▶ AIM OF THE TASK: Quote each of the records below word for word, omitting the pictures.

─── MATERIAL FOR THIS TASK

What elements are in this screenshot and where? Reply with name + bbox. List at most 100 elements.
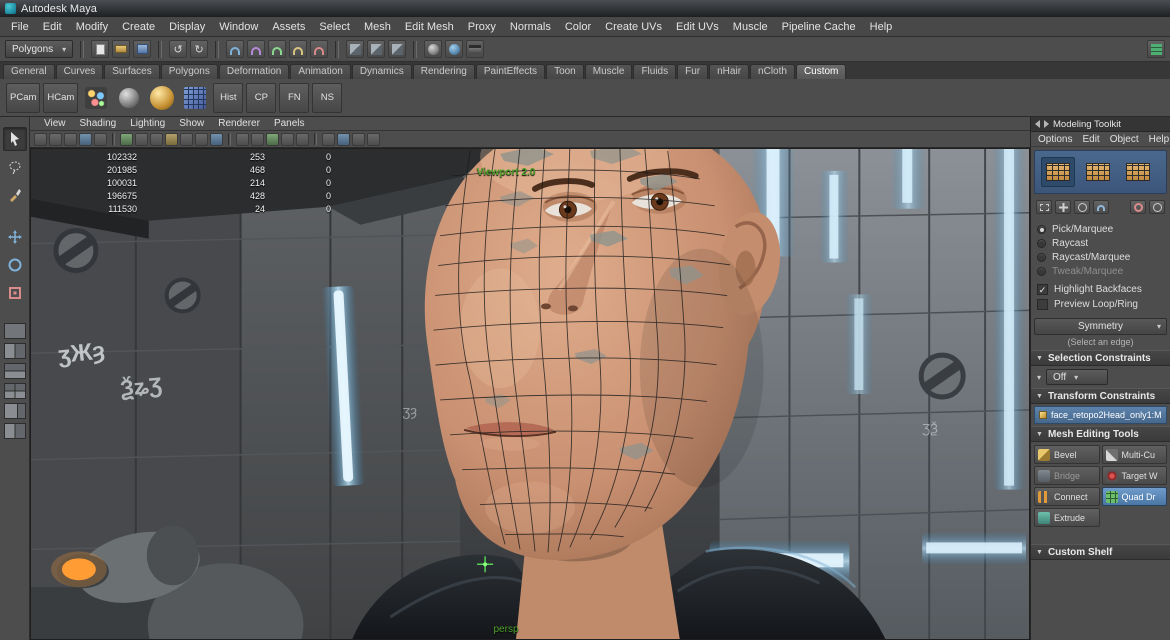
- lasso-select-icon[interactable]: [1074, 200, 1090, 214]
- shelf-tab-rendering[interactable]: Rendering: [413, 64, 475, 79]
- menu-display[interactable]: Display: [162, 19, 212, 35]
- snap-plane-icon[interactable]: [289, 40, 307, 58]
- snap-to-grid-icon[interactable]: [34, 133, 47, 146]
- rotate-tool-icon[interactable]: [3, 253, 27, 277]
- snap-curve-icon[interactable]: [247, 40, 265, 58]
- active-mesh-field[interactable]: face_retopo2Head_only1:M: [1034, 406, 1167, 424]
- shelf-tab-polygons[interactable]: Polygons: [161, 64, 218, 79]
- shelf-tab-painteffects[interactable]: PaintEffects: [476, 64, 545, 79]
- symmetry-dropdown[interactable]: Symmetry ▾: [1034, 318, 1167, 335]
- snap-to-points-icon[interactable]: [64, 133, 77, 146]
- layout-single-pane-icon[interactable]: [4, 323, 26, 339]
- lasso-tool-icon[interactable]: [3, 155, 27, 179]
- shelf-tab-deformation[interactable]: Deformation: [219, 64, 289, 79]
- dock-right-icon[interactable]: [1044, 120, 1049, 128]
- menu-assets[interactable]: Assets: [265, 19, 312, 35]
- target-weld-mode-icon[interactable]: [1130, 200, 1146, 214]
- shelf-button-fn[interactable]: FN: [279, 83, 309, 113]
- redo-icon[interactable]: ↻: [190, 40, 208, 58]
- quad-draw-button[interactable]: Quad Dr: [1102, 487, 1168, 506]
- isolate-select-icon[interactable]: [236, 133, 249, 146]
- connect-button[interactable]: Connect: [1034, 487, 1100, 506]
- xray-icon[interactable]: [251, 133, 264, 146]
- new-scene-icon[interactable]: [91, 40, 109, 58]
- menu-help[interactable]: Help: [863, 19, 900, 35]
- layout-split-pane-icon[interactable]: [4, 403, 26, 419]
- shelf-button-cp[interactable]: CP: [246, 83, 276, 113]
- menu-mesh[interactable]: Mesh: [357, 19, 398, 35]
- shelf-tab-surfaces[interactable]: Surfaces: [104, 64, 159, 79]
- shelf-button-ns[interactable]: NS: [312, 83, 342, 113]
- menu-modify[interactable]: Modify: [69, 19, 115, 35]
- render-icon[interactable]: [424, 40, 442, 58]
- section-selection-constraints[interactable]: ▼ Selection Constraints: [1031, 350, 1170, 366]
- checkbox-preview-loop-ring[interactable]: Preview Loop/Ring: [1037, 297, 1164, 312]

──────

▶ COMPLETE RESPONSE:
What elements are in this screenshot and where? Reply with name + bbox. List at most 100 elements.
- lasso-select-icon[interactable]: [1074, 200, 1090, 214]
- shelf-tab-rendering[interactable]: Rendering: [413, 64, 475, 79]
- menu-display[interactable]: Display: [162, 19, 212, 35]
- snap-plane-icon[interactable]: [289, 40, 307, 58]
- snap-to-grid-icon[interactable]: [34, 133, 47, 146]
- rotate-tool-icon[interactable]: [3, 253, 27, 277]
- snap-curve-icon[interactable]: [247, 40, 265, 58]
- active-mesh-field[interactable]: face_retopo2Head_only1:M: [1034, 406, 1167, 424]
- shelf-tab-polygons[interactable]: Polygons: [161, 64, 218, 79]
- shelf-tab-painteffects[interactable]: PaintEffects: [476, 64, 545, 79]
- symmetry-dropdown[interactable]: Symmetry ▾: [1034, 318, 1167, 335]
- snap-to-points-icon[interactable]: [64, 133, 77, 146]
- layout-single-pane-icon[interactable]: [4, 323, 26, 339]
- lasso-tool-icon[interactable]: [3, 155, 27, 179]
- shelf-tab-deformation[interactable]: Deformation: [219, 64, 289, 79]
- dock-right-icon[interactable]: [1044, 120, 1049, 128]
- menu-assets[interactable]: Assets: [265, 19, 312, 35]
- target-weld-mode-icon[interactable]: [1130, 200, 1146, 214]
- shelf-button-fn[interactable]: FN: [279, 83, 309, 113]
- redo-icon[interactable]: ↻: [190, 40, 208, 58]
- quad-draw-button[interactable]: Quad Dr: [1102, 487, 1168, 506]
- isolate-select-icon[interactable]: [236, 133, 249, 146]
- connect-button[interactable]: Connect: [1034, 487, 1100, 506]
- xray-icon[interactable]: [251, 133, 264, 146]
- new-scene-icon[interactable]: [91, 40, 109, 58]
- menu-help[interactable]: Help: [863, 19, 900, 35]
- layout-split-pane-icon[interactable]: [4, 403, 26, 419]
- shelf-button-cp[interactable]: CP: [246, 83, 276, 113]
- menu-mesh[interactable]: Mesh: [357, 19, 398, 35]
- shelf-tab-surfaces[interactable]: Surfaces: [104, 64, 159, 79]
- shelf-button-ns[interactable]: NS: [312, 83, 342, 113]
- menu-modify[interactable]: Modify: [69, 19, 115, 35]
- render-icon[interactable]: [424, 40, 442, 58]
- section-selection-constraints[interactable]: ▼ Selection Constraints: [1031, 350, 1170, 366]
- checkbox-preview-loop-ring[interactable]: Preview Loop/Ring: [1037, 297, 1164, 312]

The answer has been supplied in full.